Directions →
Restate each line word for word. Leave out every picture.

**** Listed records ****

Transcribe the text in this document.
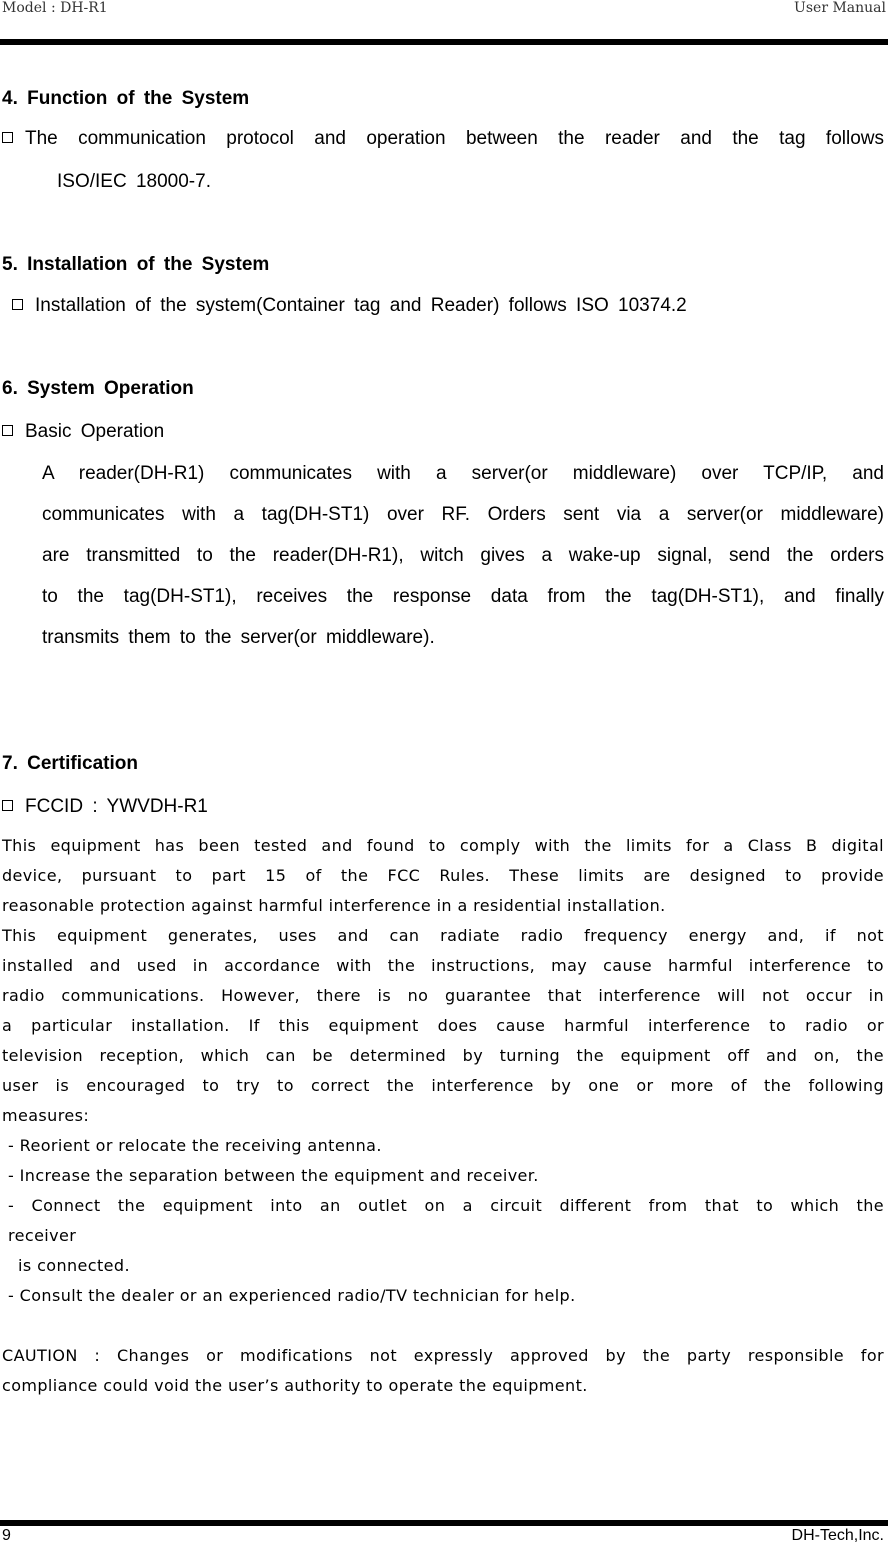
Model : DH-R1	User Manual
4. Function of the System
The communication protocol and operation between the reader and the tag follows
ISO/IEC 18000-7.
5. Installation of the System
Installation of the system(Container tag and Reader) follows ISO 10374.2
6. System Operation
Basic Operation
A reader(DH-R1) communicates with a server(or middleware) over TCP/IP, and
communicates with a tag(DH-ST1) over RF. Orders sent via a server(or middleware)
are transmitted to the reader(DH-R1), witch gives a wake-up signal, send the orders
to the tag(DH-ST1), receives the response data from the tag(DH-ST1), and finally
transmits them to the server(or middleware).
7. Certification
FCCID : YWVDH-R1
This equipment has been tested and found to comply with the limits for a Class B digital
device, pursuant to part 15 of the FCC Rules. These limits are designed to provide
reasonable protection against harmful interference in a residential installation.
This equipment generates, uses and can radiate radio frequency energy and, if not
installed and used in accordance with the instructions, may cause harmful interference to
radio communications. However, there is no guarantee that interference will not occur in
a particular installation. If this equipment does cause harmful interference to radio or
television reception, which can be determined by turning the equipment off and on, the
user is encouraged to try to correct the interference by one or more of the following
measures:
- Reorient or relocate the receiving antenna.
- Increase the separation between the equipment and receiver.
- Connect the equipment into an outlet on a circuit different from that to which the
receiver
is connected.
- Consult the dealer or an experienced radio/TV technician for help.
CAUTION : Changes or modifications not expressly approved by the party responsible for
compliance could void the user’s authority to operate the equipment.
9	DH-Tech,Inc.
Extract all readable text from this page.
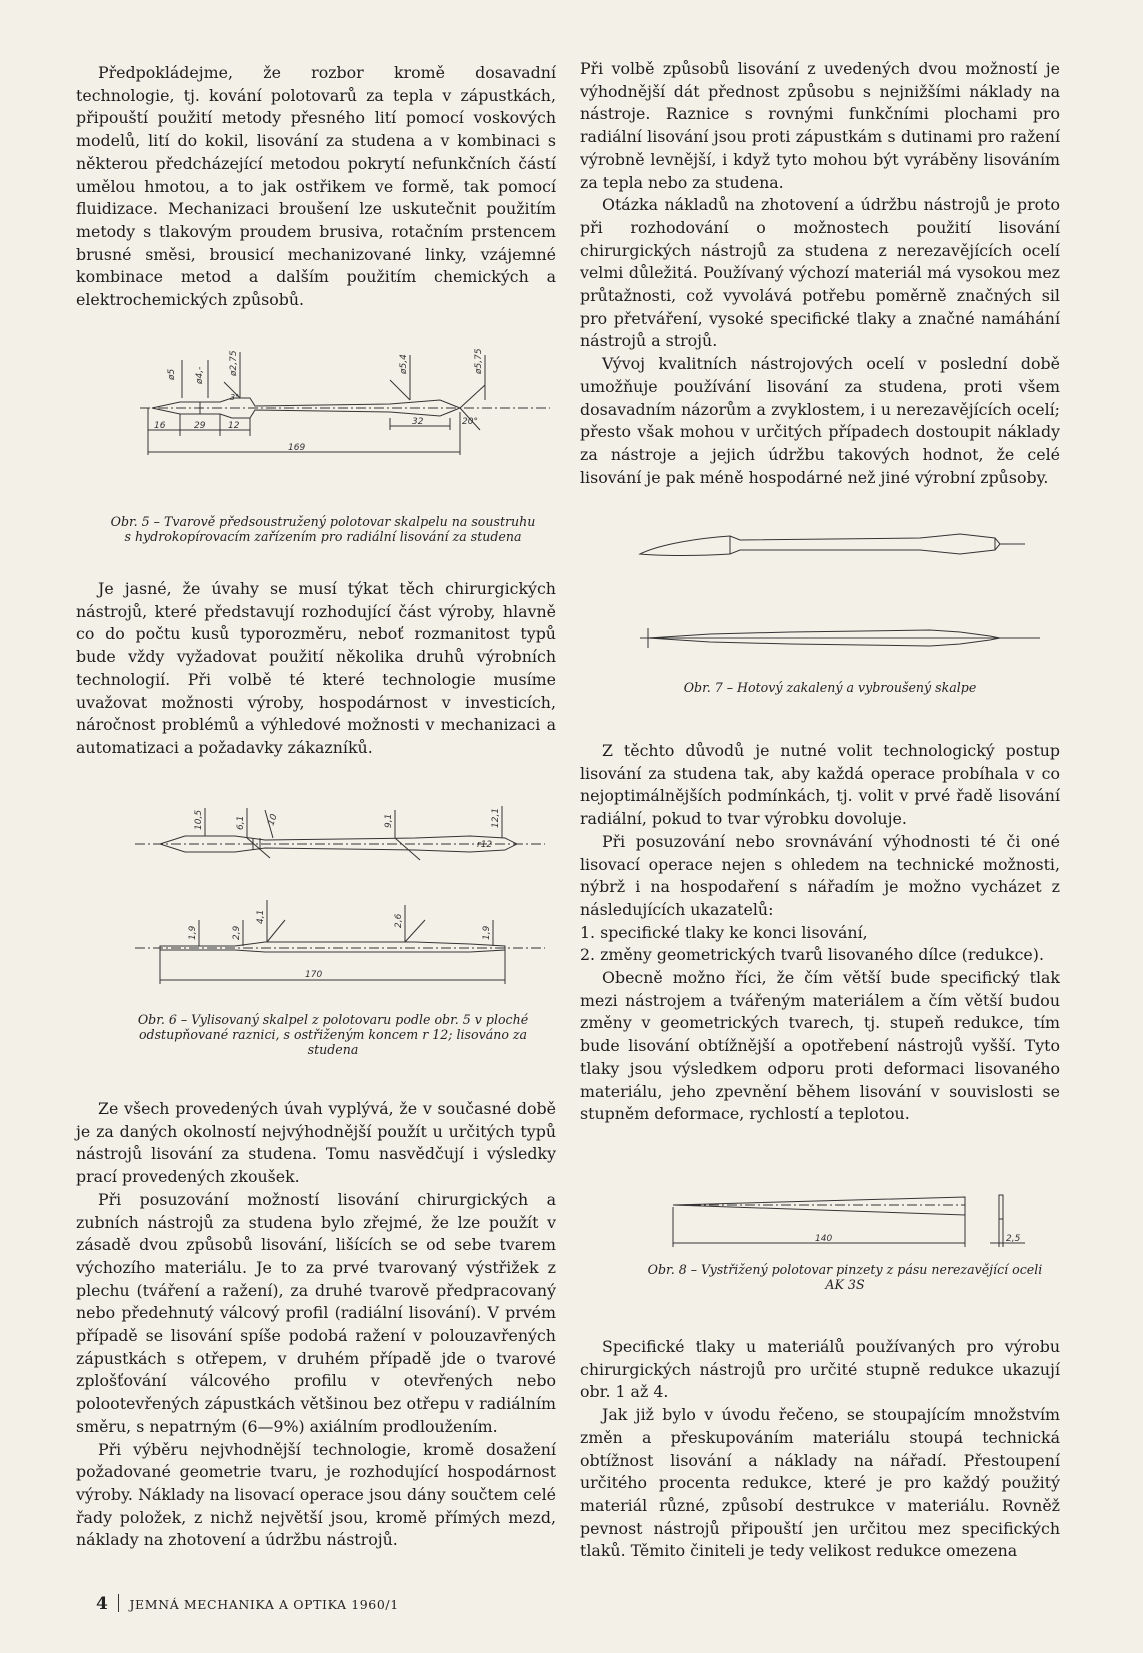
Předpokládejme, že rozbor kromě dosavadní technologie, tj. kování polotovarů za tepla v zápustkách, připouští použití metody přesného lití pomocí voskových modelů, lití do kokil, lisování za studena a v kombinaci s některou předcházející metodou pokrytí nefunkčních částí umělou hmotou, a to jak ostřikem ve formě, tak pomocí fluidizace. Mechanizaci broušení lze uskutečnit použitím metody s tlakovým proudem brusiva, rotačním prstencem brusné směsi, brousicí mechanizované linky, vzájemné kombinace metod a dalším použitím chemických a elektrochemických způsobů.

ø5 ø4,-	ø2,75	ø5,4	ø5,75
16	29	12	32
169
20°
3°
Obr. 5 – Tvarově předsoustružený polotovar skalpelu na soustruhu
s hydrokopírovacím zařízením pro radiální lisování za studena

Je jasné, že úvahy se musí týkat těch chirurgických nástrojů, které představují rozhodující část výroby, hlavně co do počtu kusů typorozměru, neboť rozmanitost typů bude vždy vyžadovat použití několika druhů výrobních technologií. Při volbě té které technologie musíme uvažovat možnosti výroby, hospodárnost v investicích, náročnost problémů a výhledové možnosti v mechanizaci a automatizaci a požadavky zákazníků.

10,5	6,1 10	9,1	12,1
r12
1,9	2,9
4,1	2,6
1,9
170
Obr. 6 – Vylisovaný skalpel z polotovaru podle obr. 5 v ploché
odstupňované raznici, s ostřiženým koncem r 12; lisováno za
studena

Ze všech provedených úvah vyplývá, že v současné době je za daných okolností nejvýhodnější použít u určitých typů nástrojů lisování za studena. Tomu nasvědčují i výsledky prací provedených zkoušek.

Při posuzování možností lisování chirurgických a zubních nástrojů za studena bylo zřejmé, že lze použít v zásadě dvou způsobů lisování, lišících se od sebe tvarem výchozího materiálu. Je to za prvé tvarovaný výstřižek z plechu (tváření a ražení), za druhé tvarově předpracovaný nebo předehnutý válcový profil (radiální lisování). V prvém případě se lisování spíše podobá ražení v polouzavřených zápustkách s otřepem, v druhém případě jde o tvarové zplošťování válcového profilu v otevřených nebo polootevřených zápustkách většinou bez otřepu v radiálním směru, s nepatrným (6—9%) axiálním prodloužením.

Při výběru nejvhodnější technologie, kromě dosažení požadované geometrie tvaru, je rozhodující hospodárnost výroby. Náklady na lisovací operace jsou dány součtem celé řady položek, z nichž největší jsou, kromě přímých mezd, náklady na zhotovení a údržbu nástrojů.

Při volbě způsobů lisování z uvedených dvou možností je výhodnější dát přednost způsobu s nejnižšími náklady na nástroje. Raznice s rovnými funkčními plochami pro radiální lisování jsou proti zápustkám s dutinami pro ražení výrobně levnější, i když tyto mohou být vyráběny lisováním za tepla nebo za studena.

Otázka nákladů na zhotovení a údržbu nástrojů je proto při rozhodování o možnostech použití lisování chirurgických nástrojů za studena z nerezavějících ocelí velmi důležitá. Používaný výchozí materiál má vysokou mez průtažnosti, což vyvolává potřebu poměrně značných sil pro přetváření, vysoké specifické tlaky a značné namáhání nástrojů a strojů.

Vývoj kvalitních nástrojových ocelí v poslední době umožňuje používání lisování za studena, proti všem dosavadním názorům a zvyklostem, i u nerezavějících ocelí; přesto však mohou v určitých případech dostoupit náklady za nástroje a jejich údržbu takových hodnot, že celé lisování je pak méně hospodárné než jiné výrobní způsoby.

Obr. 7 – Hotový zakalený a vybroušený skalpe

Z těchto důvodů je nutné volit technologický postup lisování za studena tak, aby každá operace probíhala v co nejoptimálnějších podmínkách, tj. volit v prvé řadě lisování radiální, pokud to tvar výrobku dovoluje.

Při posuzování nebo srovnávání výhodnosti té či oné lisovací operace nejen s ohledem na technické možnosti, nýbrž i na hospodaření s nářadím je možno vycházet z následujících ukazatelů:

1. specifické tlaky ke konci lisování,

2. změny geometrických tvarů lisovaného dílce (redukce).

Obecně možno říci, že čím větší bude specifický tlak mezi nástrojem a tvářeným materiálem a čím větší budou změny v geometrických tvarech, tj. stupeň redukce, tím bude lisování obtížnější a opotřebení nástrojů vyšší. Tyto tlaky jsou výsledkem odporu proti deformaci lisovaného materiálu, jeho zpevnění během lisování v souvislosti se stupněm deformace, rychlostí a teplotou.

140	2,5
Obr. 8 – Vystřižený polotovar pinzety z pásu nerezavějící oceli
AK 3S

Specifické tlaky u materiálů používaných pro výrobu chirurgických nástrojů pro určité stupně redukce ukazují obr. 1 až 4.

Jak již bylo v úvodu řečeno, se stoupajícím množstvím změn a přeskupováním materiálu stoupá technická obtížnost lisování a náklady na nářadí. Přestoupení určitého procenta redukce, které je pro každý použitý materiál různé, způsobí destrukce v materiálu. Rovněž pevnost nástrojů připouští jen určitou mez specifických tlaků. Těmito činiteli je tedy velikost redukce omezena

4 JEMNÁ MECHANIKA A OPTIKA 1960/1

****

Solution for this problem →
Transcribe the text in this document.
Model : DH-R1	User Manual
4. Function of the System
The communication protocol and operation between the reader and the tag follows
ISO/IEC 18000-7.
5. Installation of the System
Installation of the system(Container tag and Reader) follows ISO 10374.2
6. System Operation
Basic Operation
A reader(DH-R1) communicates with a server(or middleware) over TCP/IP, and
communicates with a tag(DH-ST1) over RF. Orders sent via a server(or middleware)
are transmitted to the reader(DH-R1), witch gives a wake-up signal, send the orders
to the tag(DH-ST1), receives the response data from the tag(DH-ST1), and finally
transmits them to the server(or middleware).
7. Certification
FCCID : YWVDH-R1
This equipment has been tested and found to comply with the limits for a Class B digital
device, pursuant to part 15 of the FCC Rules. These limits are designed to provide
reasonable protection against harmful interference in a residential installation.
This equipment generates, uses and can radiate radio frequency energy and, if not
installed and used in accordance with the instructions, may cause harmful interference to
radio communications. However, there is no guarantee that interference will not occur in
a particular installation. If this equipment does cause harmful interference to radio or
television reception, which can be determined by turning the equipment off and on, the
user is encouraged to try to correct the interference by one or more of the following
measures:
- Reorient or relocate the receiving antenna.
- Increase the separation between the equipment and receiver.
- Connect the equipment into an outlet on a circuit different from that to which the
receiver
is connected.
- Consult the dealer or an experienced radio/TV technician for help.
CAUTION : Changes or modifications not expressly approved by the party responsible for
compliance could void the user’s authority to operate the equipment.
9	DH-Tech,Inc.
Extract all readable text from this page.
Předpokládejme, že rozbor kromě dosavadní technologie, tj. kování polotovarů za tepla v zápustkách, připouští použití metody přesného lití pomocí voskových modelů, lití do kokil, lisování za studena a v kombinaci s některou předcházející metodou pokrytí nefunkčních částí umělou hmotou, a to jak ostřikem ve formě, tak pomocí fluidizace. Mechanizaci broušení lze uskutečnit použitím metody s tlakovým proudem brusiva, rotačním prstencem brusné směsi, brousicí mechanizované linky, vzájemné kombinace metod a dalším použitím chemických a elektrochemických způsobů.

ø5 ø4,-	ø2,75	ø5,4	ø5,75
16	29	12	32
169
20°
3°
Obr. 5 – Tvarově předsoustružený polotovar skalpelu na soustruhu
s hydrokopírovacím zařízením pro radiální lisování za studena

Je jasné, že úvahy se musí týkat těch chirurgických nástrojů, které představují rozhodující část výroby, hlavně co do počtu kusů typorozměru, neboť rozmanitost typů bude vždy vyžadovat použití několika druhů výrobních technologií. Při volbě té které technologie musíme uvažovat možnosti výroby, hospodárnost v investicích, náročnost problémů a výhledové možnosti v mechanizaci a automatizaci a požadavky zákazníků.

10,5	6,1 10	9,1	12,1
r12
1,9	2,9
4,1	2,6
1,9
170
Obr. 6 – Vylisovaný skalpel z polotovaru podle obr. 5 v ploché
odstupňované raznici, s ostřiženým koncem r 12; lisováno za
studena

Ze všech provedených úvah vyplývá, že v současné době je za daných okolností nejvýhodnější použít u určitých typů nástrojů lisování za studena. Tomu nasvědčují i výsledky prací provedených zkoušek.

Při posuzování možností lisování chirurgických a zubních nástrojů za studena bylo zřejmé, že lze použít v zásadě dvou způsobů lisování, lišících se od sebe tvarem výchozího materiálu. Je to za prvé tvarovaný výstřižek z plechu (tváření a ražení), za druhé tvarově předpracovaný nebo předehnutý válcový profil (radiální lisování). V prvém případě se lisování spíše podobá ražení v polouzavřených zápustkách s otřepem, v druhém případě jde o tvarové zplošťování válcového profilu v otevřených nebo polootevřených zápustkách většinou bez otřepu v radiálním směru, s nepatrným (6—9%) axiálním prodloužením.

Při výběru nejvhodnější technologie, kromě dosažení požadované geometrie tvaru, je rozhodující hospodárnost výroby. Náklady na lisovací operace jsou dány součtem celé řady položek, z nichž největší jsou, kromě přímých mezd, náklady na zhotovení a údržbu nástrojů.

Při volbě způsobů lisování z uvedených dvou možností je výhodnější dát přednost způsobu s nejnižšími náklady na nástroje. Raznice s rovnými funkčními plochami pro radiální lisování jsou proti zápustkám s dutinami pro ražení výrobně levnější, i když tyto mohou být vyráběny lisováním za tepla nebo za studena.

Otázka nákladů na zhotovení a údržbu nástrojů je proto při rozhodování o možnostech použití lisování chirurgických nástrojů za studena z nerezavějících ocelí velmi důležitá. Používaný výchozí materiál má vysokou mez průtažnosti, což vyvolává potřebu poměrně značných sil pro přetváření, vysoké specifické tlaky a značné namáhání nástrojů a strojů.

Vývoj kvalitních nástrojových ocelí v poslední době umožňuje používání lisování za studena, proti všem dosavadním názorům a zvyklostem, i u nerezavějících ocelí; přesto však mohou v určitých případech dostoupit náklady za nástroje a jejich údržbu takových hodnot, že celé lisování je pak méně hospodárné než jiné výrobní způsoby.

Obr. 7 – Hotový zakalený a vybroušený skalpe

Z těchto důvodů je nutné volit technologický postup lisování za studena tak, aby každá operace probíhala v co nejoptimálnějších podmínkách, tj. volit v prvé řadě lisování radiální, pokud to tvar výrobku dovoluje.

Při posuzování nebo srovnávání výhodnosti té či oné lisovací operace nejen s ohledem na technické možnosti, nýbrž i na hospodaření s nářadím je možno vycházet z následujících ukazatelů:

1. specifické tlaky ke konci lisování,

2. změny geometrických tvarů lisovaného dílce (redukce).

Obecně možno říci, že čím větší bude specifický tlak mezi nástrojem a tvářeným materiálem a čím větší budou změny v geometrických tvarech, tj. stupeň redukce, tím bude lisování obtížnější a opotřebení nástrojů vyšší. Tyto tlaky jsou výsledkem odporu proti deformaci lisovaného materiálu, jeho zpevnění během lisování v souvislosti se stupněm deformace, rychlostí a teplotou.

140	2,5
Obr. 8 – Vystřižený polotovar pinzety z pásu nerezavějící oceli
AK 3S

Specifické tlaky u materiálů používaných pro výrobu chirurgických nástrojů pro určité stupně redukce ukazují obr. 1 až 4.

Jak již bylo v úvodu řečeno, se stoupajícím množstvím změn a přeskupováním materiálu stoupá technická obtížnost lisování a náklady na nářadí. Přestoupení určitého procenta redukce, které je pro každý použitý materiál různé, způsobí destrukce v materiálu. Rovněž pevnost nástrojů připouští jen určitou mez specifických tlaků. Těmito činiteli je tedy velikost redukce omezena

4 JEMNÁ MECHANIKA A OPTIKA 1960/1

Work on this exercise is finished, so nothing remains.